### Exercise
Present the following entries again, word for word and in full.

** begin Supplied data **

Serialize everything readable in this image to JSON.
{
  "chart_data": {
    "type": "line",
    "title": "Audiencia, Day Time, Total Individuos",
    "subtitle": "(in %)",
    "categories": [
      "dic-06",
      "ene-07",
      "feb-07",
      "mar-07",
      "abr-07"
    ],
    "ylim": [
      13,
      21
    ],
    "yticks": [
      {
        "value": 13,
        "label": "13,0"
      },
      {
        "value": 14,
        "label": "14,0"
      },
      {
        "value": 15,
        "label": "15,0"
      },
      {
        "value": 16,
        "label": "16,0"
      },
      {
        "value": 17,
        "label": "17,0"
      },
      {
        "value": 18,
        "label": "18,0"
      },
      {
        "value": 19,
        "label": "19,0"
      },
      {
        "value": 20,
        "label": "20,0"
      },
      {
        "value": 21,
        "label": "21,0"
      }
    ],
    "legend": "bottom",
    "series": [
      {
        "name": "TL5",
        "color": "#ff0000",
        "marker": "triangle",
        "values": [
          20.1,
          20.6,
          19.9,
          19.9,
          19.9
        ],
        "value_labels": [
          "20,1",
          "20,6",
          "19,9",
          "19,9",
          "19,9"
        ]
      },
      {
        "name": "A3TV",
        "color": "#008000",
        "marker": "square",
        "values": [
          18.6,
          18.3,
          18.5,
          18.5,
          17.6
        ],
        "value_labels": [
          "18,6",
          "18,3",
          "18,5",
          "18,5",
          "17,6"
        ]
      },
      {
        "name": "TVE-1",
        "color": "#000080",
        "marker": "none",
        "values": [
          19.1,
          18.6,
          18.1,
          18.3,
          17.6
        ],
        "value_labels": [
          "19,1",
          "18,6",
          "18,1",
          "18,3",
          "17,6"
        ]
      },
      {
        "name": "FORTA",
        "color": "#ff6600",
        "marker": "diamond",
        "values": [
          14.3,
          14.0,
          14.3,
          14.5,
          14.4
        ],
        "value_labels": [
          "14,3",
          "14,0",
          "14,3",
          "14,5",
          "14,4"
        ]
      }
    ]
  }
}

** end Supplied data **

### Completed task
Serialize everything readable in this image to JSON.
{
  "chart_data": {
    "type": "line",
    "title": "Audiencia, Day Time, Total Individuos",
    "subtitle": "(in %)",
    "categories": [
      "dic-06",
      "ene-07",
      "feb-07",
      "mar-07",
      "abr-07"
    ],
    "ylim": [
      13,
      21
    ],
    "yticks": [
      {
        "value": 13,
        "label": "13,0"
      },
      {
        "value": 14,
        "label": "14,0"
      },
      {
        "value": 15,
        "label": "15,0"
      },
      {
        "value": 16,
        "label": "16,0"
      },
      {
        "value": 17,
        "label": "17,0"
      },
      {
        "value": 18,
        "label": "18,0"
      },
      {
        "value": 19,
        "label": "19,0"
      },
      {
        "value": 20,
        "label": "20,0"
      },
      {
        "value": 21,
        "label": "21,0"
      }
    ],
    "legend": "bottom",
    "series": [
      {
        "name": "TL5",
        "color": "#ff0000",
        "marker": "triangle",
        "values": [
          20.1,
          20.6,
          19.9,
          19.9,
          19.9
        ],
        "value_labels": [
          "20,1",
          "20,6",
          "19,9",
          "19,9",
          "19,9"
        ]
      },
      {
        "name": "A3TV",
        "color": "#008000",
        "marker": "square",
        "values": [
          18.6,
          18.3,
          18.5,
          18.5,
          17.6
        ],
        "value_labels": [
          "18,6",
          "18,3",
          "18,5",
          "18,5",
          "17,6"
        ]
      },
      {
        "name": "TVE-1",
        "color": "#000080",
        "marker": "none",
        "values": [
          19.1,
          18.6,
          18.1,
          18.3,
          17.6
        ],
        "value_labels": [
          "19,1",
          "18,6",
          "18,1",
          "18,3",
          "17,6"
        ]
      },
      {
        "name": "FORTA",
        "color": "#ff6600",
        "marker": "diamond",
        "values": [
          14.3,
          14.0,
          14.3,
          14.5,
          14.4
        ],
        "value_labels": [
          "14,3",
          "14,0",
          "14,3",
          "14,5",
          "14,4"
        ]
      }
    ]
  }
}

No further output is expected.